- [WHAT TO PRODUCE]: Repeat the entries below exactly as they appear, with no pictures.

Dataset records
※ ※ ※
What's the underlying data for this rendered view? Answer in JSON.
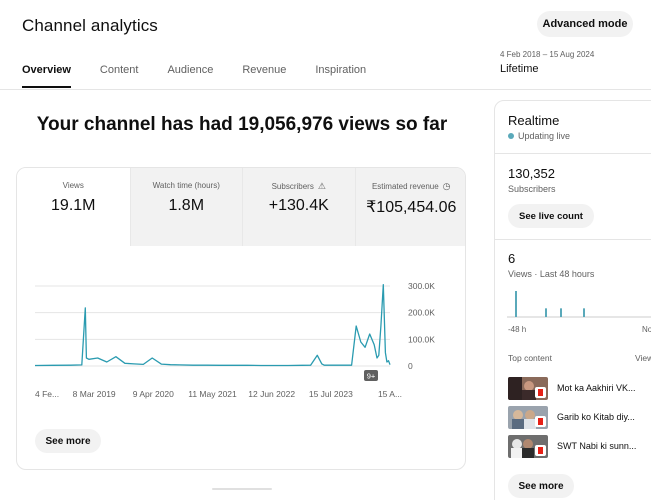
{
  "header": {
    "title": "Channel analytics",
    "advanced_mode": "Advanced mode",
    "tabs": [
      {
        "label": "Overview",
        "active": true
      },
      {
        "label": "Content",
        "active": false
      },
      {
        "label": "Audience",
        "active": false
      },
      {
        "label": "Revenue",
        "active": false
      },
      {
        "label": "Inspiration",
        "active": false
      }
    ],
    "date_range": "4 Feb 2018 – 15 Aug 2024",
    "date_label": "Lifetime"
  },
  "main": {
    "headline": "Your channel has had 19,056,976 views so far",
    "metrics": [
      {
        "label": "Views",
        "value": "19.1M",
        "icon": ""
      },
      {
        "label": "Watch time (hours)",
        "value": "1.8M",
        "icon": ""
      },
      {
        "label": "Subscribers",
        "value": "+130.4K",
        "icon": "warning-icon"
      },
      {
        "label": "Estimated revenue",
        "value": "₹105,454.06",
        "icon": "clock-icon"
      }
    ],
    "see_more": "See more",
    "badge": "9+"
  },
  "chart_data": {
    "type": "line",
    "title": "",
    "x_tick_labels": [
      "4 Fe...",
      "8 Mar 2019",
      "9 Apr 2020",
      "11 May 2021",
      "12 Jun 2022",
      "15 Jul 2023",
      "15 A..."
    ],
    "y_tick_labels": [
      "300.0K",
      "200.0K",
      "100.0K",
      "0"
    ],
    "ylim": [
      0,
      300000
    ],
    "series": [
      {
        "color": "#2a9bb0",
        "x": [
          "2018-02-04",
          "2018-06-01",
          "2018-10-01",
          "2018-12-15",
          "2019-01-08",
          "2019-01-15",
          "2019-02-01",
          "2019-04-01",
          "2019-06-01",
          "2019-08-01",
          "2019-10-01",
          "2019-12-01",
          "2020-02-01",
          "2020-04-01",
          "2020-06-01",
          "2020-08-01",
          "2020-10-01",
          "2021-01-01",
          "2021-04-01",
          "2021-07-01",
          "2021-10-01",
          "2022-01-01",
          "2022-04-01",
          "2022-07-01",
          "2022-10-01",
          "2023-01-01",
          "2023-03-01",
          "2023-04-15",
          "2023-05-15",
          "2023-06-01",
          "2023-09-01",
          "2023-12-01",
          "2024-01-01",
          "2024-02-01",
          "2024-03-01",
          "2024-04-01",
          "2024-05-01",
          "2024-05-20",
          "2024-06-01",
          "2024-06-15",
          "2024-07-01",
          "2024-07-15",
          "2024-07-25",
          "2024-08-05",
          "2024-08-15"
        ],
        "values": [
          2000,
          2500,
          3000,
          4000,
          218000,
          30000,
          25000,
          30000,
          15000,
          35000,
          10000,
          8000,
          6000,
          30000,
          7000,
          5000,
          4000,
          3000,
          3000,
          2500,
          2500,
          2500,
          2000,
          2000,
          2000,
          2500,
          3000,
          40000,
          8000,
          3000,
          3000,
          3000,
          150000,
          90000,
          70000,
          120000,
          80000,
          30000,
          40000,
          150000,
          305000,
          50000,
          15000,
          20000,
          5000
        ]
      }
    ],
    "grid": true
  },
  "sidebar": {
    "title": "Realtime",
    "live": "Updating live",
    "sub_count": "130,352",
    "sub_label": "Subscribers",
    "see_live": "See live count",
    "views_count": "6",
    "views_label": "Views · Last 48 hours",
    "rt_left": "-48 h",
    "rt_right": "No",
    "top_content": "Top content",
    "top_content_right": "Views",
    "rt_bars": [
      3,
      1,
      1,
      1
    ],
    "items": [
      {
        "title": "Mot ka Aakhiri VK..."
      },
      {
        "title": "Garib ko Kitab diy..."
      },
      {
        "title": "SWT Nabi ki sunn..."
      }
    ],
    "see_more": "See more"
  }
}
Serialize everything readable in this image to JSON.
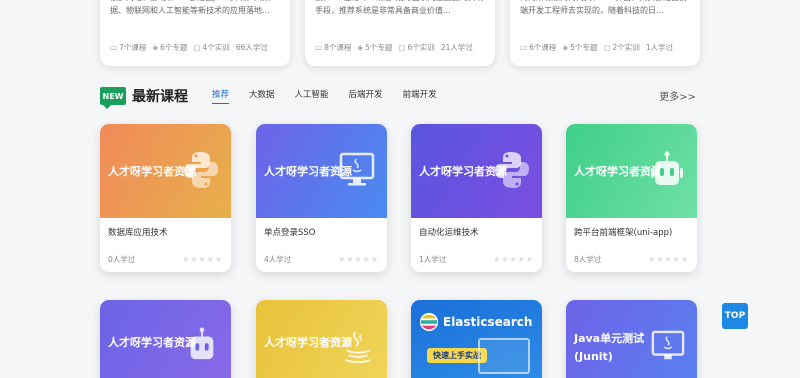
{
  "top_cards": [
    {
      "desc": "Java语言目前市面上最为流行的编程语言之一，很多网站、游戏和APP都是由Java实现。大数据、物联网和人工智能等新技术的应用落地...",
      "courses": "7个课程",
      "topics": "6个专题",
      "labs": "4个实训",
      "learners": "66人学过"
    },
    {
      "desc": "随着人工智能技术不在各领域的渗透与发展，“个性化”，“精准”成为互联网最重要的实现手段，推荐系统是非常具备商业价值...",
      "courses": "8个课程",
      "topics": "5个专题",
      "labs": "6个实训",
      "learners": "21人学过"
    },
    {
      "desc": "当你通过计算机、手机等设备接入互联网时，看到的所有漂亮的网页、APP界面，其实都是由前端开发工程师去实现的，随着科技的日...",
      "courses": "6个课程",
      "topics": "5个专题",
      "labs": "2个实训",
      "learners": "1人学过"
    }
  ],
  "section": {
    "badge": "NEW",
    "title": "最新课程",
    "tabs": [
      "推荐",
      "大数据",
      "人工智能",
      "后端开发",
      "前端开发"
    ],
    "active_tab": "推荐",
    "more": "更多>>"
  },
  "courses": [
    {
      "cover_title": "人才呀学习者资源",
      "name": "数据库应用技术",
      "learners": "0人学过",
      "stars": "★★★★★",
      "icon": "python-icon"
    },
    {
      "cover_title": "人才呀学习者资源",
      "name": "单点登录SSO",
      "learners": "4人学过",
      "stars": "★★★★★",
      "icon": "java-screen-icon"
    },
    {
      "cover_title": "人才呀学习者资源",
      "name": "自动化运维技术",
      "learners": "1人学过",
      "stars": "★★★★★",
      "icon": "python-icon"
    },
    {
      "cover_title": "人才呀学习者资源",
      "name": "跨平台前端框架(uni-app)",
      "learners": "8人学过",
      "stars": "★★★★★",
      "icon": "robot-icon"
    }
  ],
  "courses_row2": [
    {
      "cover_title": "人才呀学习者资源",
      "icon": "robot-icon"
    },
    {
      "cover_title": "人才呀学习者资源",
      "icon": "java-cup-icon"
    },
    {
      "cover_title": "Elasticsearch",
      "subtitle": "快速上手实战",
      "icon": "elasticsearch-icon"
    },
    {
      "cover_title": "Java单元测试",
      "subtitle": "(Junit)",
      "icon": "java-screen-icon"
    }
  ],
  "top_button": "TOP"
}
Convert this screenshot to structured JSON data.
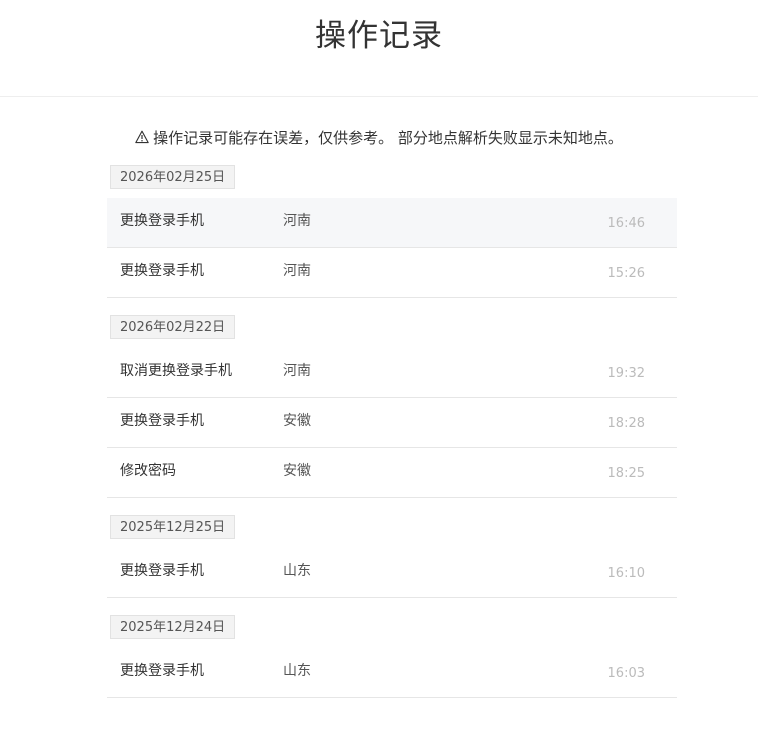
{
  "page": {
    "title": "操作记录",
    "notice": "操作记录可能存在误差，仅供参考。 部分地点解析失败显示未知地点。"
  },
  "groups": [
    {
      "date": "2026年02月25日",
      "records": [
        {
          "action": "更换登录手机",
          "location": "河南",
          "time": "16:46",
          "highlight": true
        },
        {
          "action": "更换登录手机",
          "location": "河南",
          "time": "15:26",
          "highlight": false
        }
      ]
    },
    {
      "date": "2026年02月22日",
      "records": [
        {
          "action": "取消更换登录手机",
          "location": "河南",
          "time": "19:32",
          "highlight": false
        },
        {
          "action": "更换登录手机",
          "location": "安徽",
          "time": "18:28",
          "highlight": false
        },
        {
          "action": "修改密码",
          "location": "安徽",
          "time": "18:25",
          "highlight": false
        }
      ]
    },
    {
      "date": "2025年12月25日",
      "records": [
        {
          "action": "更换登录手机",
          "location": "山东",
          "time": "16:10",
          "highlight": false
        }
      ]
    },
    {
      "date": "2025年12月24日",
      "records": [
        {
          "action": "更换登录手机",
          "location": "山东",
          "time": "16:03",
          "highlight": false
        }
      ]
    }
  ],
  "icons": {
    "notice_icon": "warning-icon"
  }
}
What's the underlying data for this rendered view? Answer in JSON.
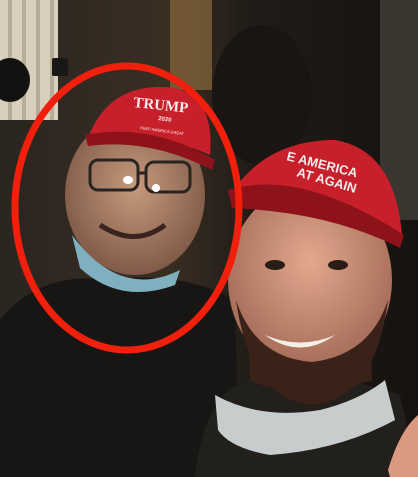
{
  "photo": {
    "left_hat_text": [
      "TRUMP",
      "2020",
      "KEEP AMERICA GREAT"
    ],
    "right_hat_text": [
      "E AMERICA",
      "AT AGAIN"
    ],
    "colors": {
      "hat_red": "#c8202a",
      "circle_red": "#f0200c",
      "background": "#0d0b0a",
      "column": "#d8d0bc"
    }
  }
}
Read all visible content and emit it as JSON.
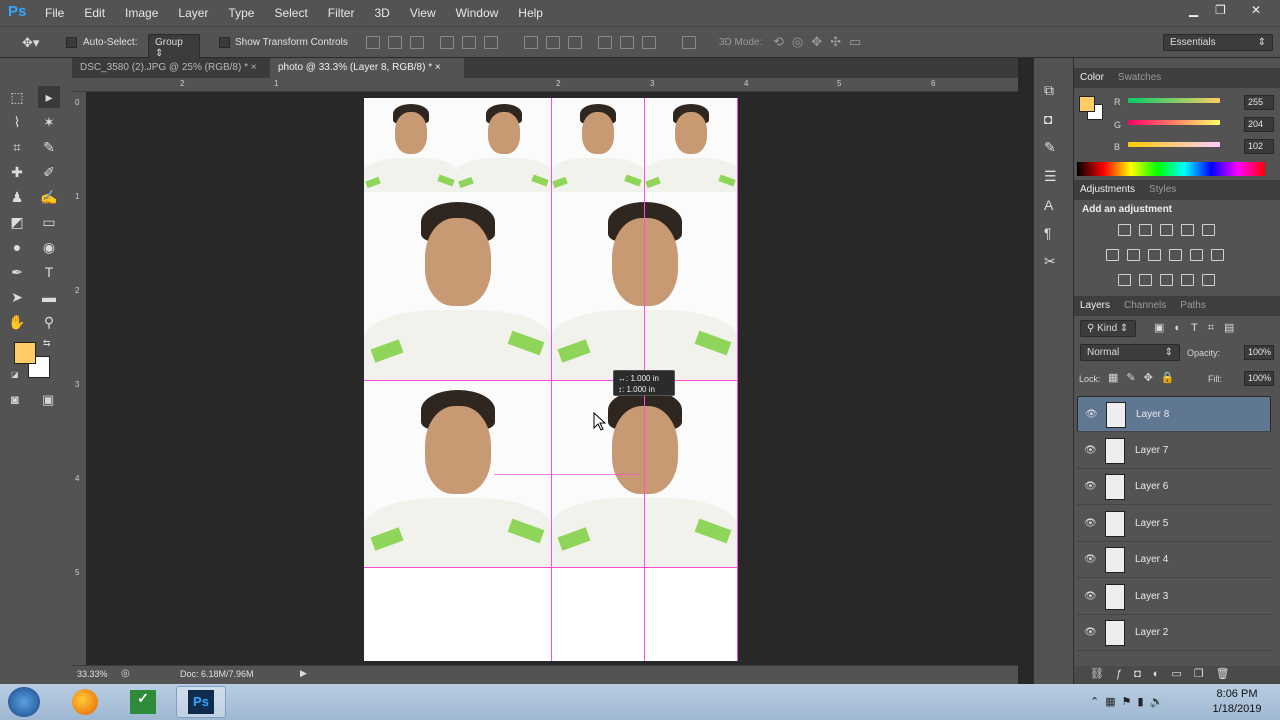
※ ※ ※
- [EXERCISE OUTPUT]:
What's the underlying data for this rendered view? Answer in JSON.
{
  "header": {
    "title": "Channel analytics",
    "advanced_mode": "Advanced mode",
    "tabs": [
      {
        "label": "Overview",
        "active": true
      },
      {
        "label": "Content",
        "active": false
      },
      {
        "label": "Audience",
        "active": false
      },
      {
        "label": "Revenue",
        "active": false
      },
      {
        "label": "Inspiration",
        "active": false
      }
    ],
    "date_range": "4 Feb 2018 – 15 Aug 2024",
    "date_label": "Lifetime"
  },
  "main": {
    "headline": "Your channel has had 19,056,976 views so far",
    "metrics": [
      {
        "label": "Views",
        "value": "19.1M",
        "icon": ""
      },
      {
        "label": "Watch time (hours)",
        "value": "1.8M",
        "icon": ""
      },
      {
        "label": "Subscribers",
        "value": "+130.4K",
        "icon": "warning-icon"
      },
      {
        "label": "Estimated revenue",
        "value": "₹105,454.06",
        "icon": "clock-icon"
      }
    ],
    "see_more": "See more",
    "badge": "9+"
  },
  "chart_data": {
    "type": "line",
    "title": "",
    "x_tick_labels": [
      "4 Fe...",
      "8 Mar 2019",
      "9 Apr 2020",
      "11 May 2021",
      "12 Jun 2022",
      "15 Jul 2023",
      "15 A..."
    ],
    "y_tick_labels": [
      "300.0K",
      "200.0K",
      "100.0K",
      "0"
    ],
    "ylim": [
      0,
      300000
    ],
    "series": [
      {
        "color": "#2a9bb0",
        "x": [
          "2018-02-04",
          "2018-06-01",
          "2018-10-01",
          "2018-12-15",
          "2019-01-08",
          "2019-01-15",
          "2019-02-01",
          "2019-04-01",
          "2019-06-01",
          "2019-08-01",
          "2019-10-01",
          "2019-12-01",
          "2020-02-01",
          "2020-04-01",
          "2020-06-01",
          "2020-08-01",
          "2020-10-01",
          "2021-01-01",
          "2021-04-01",
          "2021-07-01",
          "2021-10-01",
          "2022-01-01",
          "2022-04-01",
          "2022-07-01",
          "2022-10-01",
          "2023-01-01",
          "2023-03-01",
          "2023-04-15",
          "2023-05-15",
          "2023-06-01",
          "2023-09-01",
          "2023-12-01",
          "2024-01-01",
          "2024-02-01",
          "2024-03-01",
          "2024-04-01",
          "2024-05-01",
          "2024-05-20",
          "2024-06-01",
          "2024-06-15",
          "2024-07-01",
          "2024-07-15",
          "2024-07-25",
          "2024-08-05",
          "2024-08-15"
        ],
        "values": [
          2000,
          2500,
          3000,
          4000,
          218000,
          30000,
          25000,
          30000,
          15000,
          35000,
          10000,
          8000,
          6000,
          30000,
          7000,
          5000,
          4000,
          3000,
          3000,
          2500,
          2500,
          2500,
          2000,
          2000,
          2000,
          2500,
          3000,
          40000,
          8000,
          3000,
          3000,
          3000,
          150000,
          90000,
          70000,
          120000,
          80000,
          30000,
          40000,
          150000,
          305000,
          50000,
          15000,
          20000,
          5000
        ]
      }
    ],
    "grid": true
  },
  "sidebar": {
    "title": "Realtime",
    "live": "Updating live",
    "sub_count": "130,352",
    "sub_label": "Subscribers",
    "see_live": "See live count",
    "views_count": "6",
    "views_label": "Views · Last 48 hours",
    "rt_left": "-48 h",
    "rt_right": "No",
    "top_content": "Top content",
    "top_content_right": "Views",
    "rt_bars": [
      3,
      1,
      1,
      1
    ],
    "items": [
      {
        "title": "Mot ka Aakhiri VK..."
      },
      {
        "title": "Garib ko Kitab diy..."
      },
      {
        "title": "SWT Nabi ki sunn..."
      }
    ],
    "see_more": "See more"
  }
}
Serialize everything readable in this image to JSON.
{
  "top_cards": [
    {
      "desc": "Java语言目前市面上最为流行的编程语言之一，很多网站、游戏和APP都是由Java实现。大数据、物联网和人工智能等新技术的应用落地...",
      "courses": "7个课程",
      "topics": "6个专题",
      "labs": "4个实训",
      "learners": "66人学过"
    },
    {
      "desc": "随着人工智能技术不在各领域的渗透与发展，“个性化”，“精准”成为互联网最重要的实现手段，推荐系统是非常具备商业价值...",
      "courses": "8个课程",
      "topics": "5个专题",
      "labs": "6个实训",
      "learners": "21人学过"
    },
    {
      "desc": "当你通过计算机、手机等设备接入互联网时，看到的所有漂亮的网页、APP界面，其实都是由前端开发工程师去实现的，随着科技的日...",
      "courses": "6个课程",
      "topics": "5个专题",
      "labs": "2个实训",
      "learners": "1人学过"
    }
  ],
  "section": {
    "badge": "NEW",
    "title": "最新课程",
    "tabs": [
      "推荐",
      "大数据",
      "人工智能",
      "后端开发",
      "前端开发"
    ],
    "active_tab": "推荐",
    "more": "更多>>"
  },
  "courses": [
    {
      "cover_title": "人才呀学习者资源",
      "name": "数据库应用技术",
      "learners": "0人学过",
      "stars": "★★★★★",
      "icon": "python-icon"
    },
    {
      "cover_title": "人才呀学习者资源",
      "name": "单点登录SSO",
      "learners": "4人学过",
      "stars": "★★★★★",
      "icon": "java-screen-icon"
    },
    {
      "cover_title": "人才呀学习者资源",
      "name": "自动化运维技术",
      "learners": "1人学过",
      "stars": "★★★★★",
      "icon": "python-icon"
    },
    {
      "cover_title": "人才呀学习者资源",
      "name": "跨平台前端框架(uni-app)",
      "learners": "8人学过",
      "stars": "★★★★★",
      "icon": "robot-icon"
    }
  ],
  "courses_row2": [
    {
      "cover_title": "人才呀学习者资源",
      "icon": "robot-icon"
    },
    {
      "cover_title": "人才呀学习者资源",
      "icon": "java-cup-icon"
    },
    {
      "cover_title": "Elasticsearch",
      "subtitle": "快速上手实战",
      "icon": "elasticsearch-icon"
    },
    {
      "cover_title": "Java单元测试",
      "subtitle": "(Junit)",
      "icon": "java-screen-icon"
    }
  ],
  "top_button": "TOP"
}
Convert this screenshot to structured JSON data.
{
  "page": {
    "title": "操作记录",
    "notice": "操作记录可能存在误差，仅供参考。 部分地点解析失败显示未知地点。"
  },
  "groups": [
    {
      "date": "2026年02月25日",
      "records": [
        {
          "action": "更换登录手机",
          "location": "河南",
          "time": "16:46",
          "highlight": true
        },
        {
          "action": "更换登录手机",
          "location": "河南",
          "time": "15:26",
          "highlight": false
        }
      ]
    },
    {
      "date": "2026年02月22日",
      "records": [
        {
          "action": "取消更换登录手机",
          "location": "河南",
          "time": "19:32",
          "highlight": false
        },
        {
          "action": "更换登录手机",
          "location": "安徽",
          "time": "18:28",
          "highlight": false
        },
        {
          "action": "修改密码",
          "location": "安徽",
          "time": "18:25",
          "highlight": false
        }
      ]
    },
    {
      "date": "2025年12月25日",
      "records": [
        {
          "action": "更换登录手机",
          "location": "山东",
          "time": "16:10",
          "highlight": false
        }
      ]
    },
    {
      "date": "2025年12月24日",
      "records": [
        {
          "action": "更换登录手机",
          "location": "山东",
          "time": "16:03",
          "highlight": false
        }
      ]
    }
  ],
  "icons": {
    "notice_icon": "warning-icon"
  }
}
What's the underlying data for this rendered view? Answer in JSON.
{
  "photo": {
    "left_hat_text": [
      "TRUMP",
      "2020",
      "KEEP AMERICA GREAT"
    ],
    "right_hat_text": [
      "E AMERICA",
      "AT AGAIN"
    ],
    "colors": {
      "hat_red": "#c8202a",
      "circle_red": "#f0200c",
      "background": "#0d0b0a",
      "column": "#d8d0bc"
    }
  }
}
Read all visible content and emit it as JSON.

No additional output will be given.